_SHORT EXERCISE_. State how many lines of the entries hold the string "this", and nothing more.

_SUPPLIED INFORMATION_.
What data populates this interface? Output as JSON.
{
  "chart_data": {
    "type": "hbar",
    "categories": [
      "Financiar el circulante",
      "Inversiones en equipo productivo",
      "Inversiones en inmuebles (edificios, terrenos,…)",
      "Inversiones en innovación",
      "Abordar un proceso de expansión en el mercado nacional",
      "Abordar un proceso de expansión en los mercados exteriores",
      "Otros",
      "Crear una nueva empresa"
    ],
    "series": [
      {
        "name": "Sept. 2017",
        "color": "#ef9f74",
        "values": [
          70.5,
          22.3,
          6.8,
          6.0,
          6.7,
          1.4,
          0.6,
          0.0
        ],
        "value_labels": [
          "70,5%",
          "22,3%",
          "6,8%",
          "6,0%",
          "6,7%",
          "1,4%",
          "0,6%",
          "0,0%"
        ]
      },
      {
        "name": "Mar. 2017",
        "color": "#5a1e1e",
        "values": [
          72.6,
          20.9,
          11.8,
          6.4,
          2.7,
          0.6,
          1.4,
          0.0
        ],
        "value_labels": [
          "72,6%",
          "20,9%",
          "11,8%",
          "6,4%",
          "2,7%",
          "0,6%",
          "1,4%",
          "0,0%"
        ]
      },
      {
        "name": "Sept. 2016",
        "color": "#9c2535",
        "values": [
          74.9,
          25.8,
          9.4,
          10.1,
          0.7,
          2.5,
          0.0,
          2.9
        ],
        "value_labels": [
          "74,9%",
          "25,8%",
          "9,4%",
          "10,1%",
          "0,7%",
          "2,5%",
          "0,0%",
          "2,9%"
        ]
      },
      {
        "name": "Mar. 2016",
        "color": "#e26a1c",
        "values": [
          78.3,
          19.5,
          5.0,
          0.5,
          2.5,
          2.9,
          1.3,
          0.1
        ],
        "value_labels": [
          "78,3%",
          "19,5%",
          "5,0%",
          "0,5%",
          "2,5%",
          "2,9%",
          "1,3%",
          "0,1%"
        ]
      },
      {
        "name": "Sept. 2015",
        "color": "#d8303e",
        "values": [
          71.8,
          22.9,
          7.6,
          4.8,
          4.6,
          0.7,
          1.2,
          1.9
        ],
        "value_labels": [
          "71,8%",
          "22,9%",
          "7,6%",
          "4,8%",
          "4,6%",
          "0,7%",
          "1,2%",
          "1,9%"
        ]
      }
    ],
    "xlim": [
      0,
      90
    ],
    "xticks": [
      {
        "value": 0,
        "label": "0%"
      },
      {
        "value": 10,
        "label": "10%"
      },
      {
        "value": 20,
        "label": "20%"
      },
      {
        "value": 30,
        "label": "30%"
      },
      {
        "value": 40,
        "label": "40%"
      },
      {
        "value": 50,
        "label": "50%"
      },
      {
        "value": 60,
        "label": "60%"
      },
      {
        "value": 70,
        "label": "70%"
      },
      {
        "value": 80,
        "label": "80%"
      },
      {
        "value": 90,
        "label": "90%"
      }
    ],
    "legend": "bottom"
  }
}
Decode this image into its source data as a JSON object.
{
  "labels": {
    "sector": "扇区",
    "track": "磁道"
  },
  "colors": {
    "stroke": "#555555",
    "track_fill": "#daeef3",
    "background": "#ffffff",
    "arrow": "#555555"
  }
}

_ANSWER TO THE TASK_. 2